-- Supplied records start --
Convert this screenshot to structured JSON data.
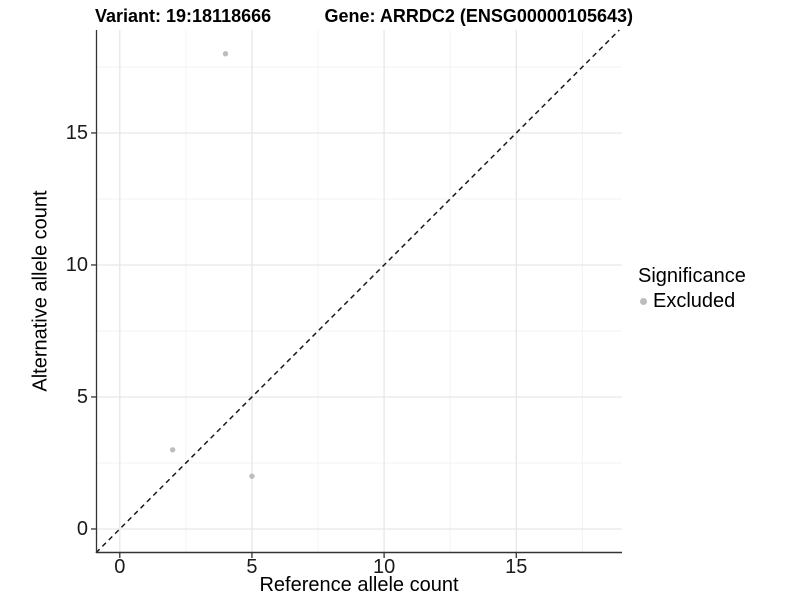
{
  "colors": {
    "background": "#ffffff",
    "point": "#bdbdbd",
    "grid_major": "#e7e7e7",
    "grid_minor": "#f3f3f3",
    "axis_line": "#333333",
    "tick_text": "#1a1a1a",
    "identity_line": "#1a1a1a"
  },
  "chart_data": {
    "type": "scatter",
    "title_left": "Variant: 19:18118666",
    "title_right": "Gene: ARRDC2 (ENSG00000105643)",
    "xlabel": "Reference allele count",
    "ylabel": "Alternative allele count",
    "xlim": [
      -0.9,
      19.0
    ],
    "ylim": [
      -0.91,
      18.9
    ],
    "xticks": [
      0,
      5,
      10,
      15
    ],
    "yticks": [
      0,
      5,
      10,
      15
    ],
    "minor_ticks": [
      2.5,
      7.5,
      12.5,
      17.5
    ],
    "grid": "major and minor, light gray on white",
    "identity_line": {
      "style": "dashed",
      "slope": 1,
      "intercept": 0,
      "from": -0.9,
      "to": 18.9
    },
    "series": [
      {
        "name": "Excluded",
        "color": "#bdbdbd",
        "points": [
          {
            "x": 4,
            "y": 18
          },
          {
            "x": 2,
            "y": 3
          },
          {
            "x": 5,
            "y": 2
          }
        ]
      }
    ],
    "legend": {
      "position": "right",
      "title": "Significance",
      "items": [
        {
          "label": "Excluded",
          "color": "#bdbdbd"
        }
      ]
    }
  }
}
-- Supplied records end --
§ **Instruction**
From the data above, write out everything exactly except the pictures.

§ **Task output**
Convert this screenshot to structured JSON data.
{
  "colors": {
    "background": "#ffffff",
    "point": "#bdbdbd",
    "grid_major": "#e7e7e7",
    "grid_minor": "#f3f3f3",
    "axis_line": "#333333",
    "tick_text": "#1a1a1a",
    "identity_line": "#1a1a1a"
  },
  "chart_data": {
    "type": "scatter",
    "title_left": "Variant: 19:18118666",
    "title_right": "Gene: ARRDC2 (ENSG00000105643)",
    "xlabel": "Reference allele count",
    "ylabel": "Alternative allele count",
    "xlim": [
      -0.9,
      19.0
    ],
    "ylim": [
      -0.91,
      18.9
    ],
    "xticks": [
      0,
      5,
      10,
      15
    ],
    "yticks": [
      0,
      5,
      10,
      15
    ],
    "minor_ticks": [
      2.5,
      7.5,
      12.5,
      17.5
    ],
    "grid": "major and minor, light gray on white",
    "identity_line": {
      "style": "dashed",
      "slope": 1,
      "intercept": 0,
      "from": -0.9,
      "to": 18.9
    },
    "series": [
      {
        "name": "Excluded",
        "color": "#bdbdbd",
        "points": [
          {
            "x": 4,
            "y": 18
          },
          {
            "x": 2,
            "y": 3
          },
          {
            "x": 5,
            "y": 2
          }
        ]
      }
    ],
    "legend": {
      "position": "right",
      "title": "Significance",
      "items": [
        {
          "label": "Excluded",
          "color": "#bdbdbd"
        }
      ]
    }
  }
}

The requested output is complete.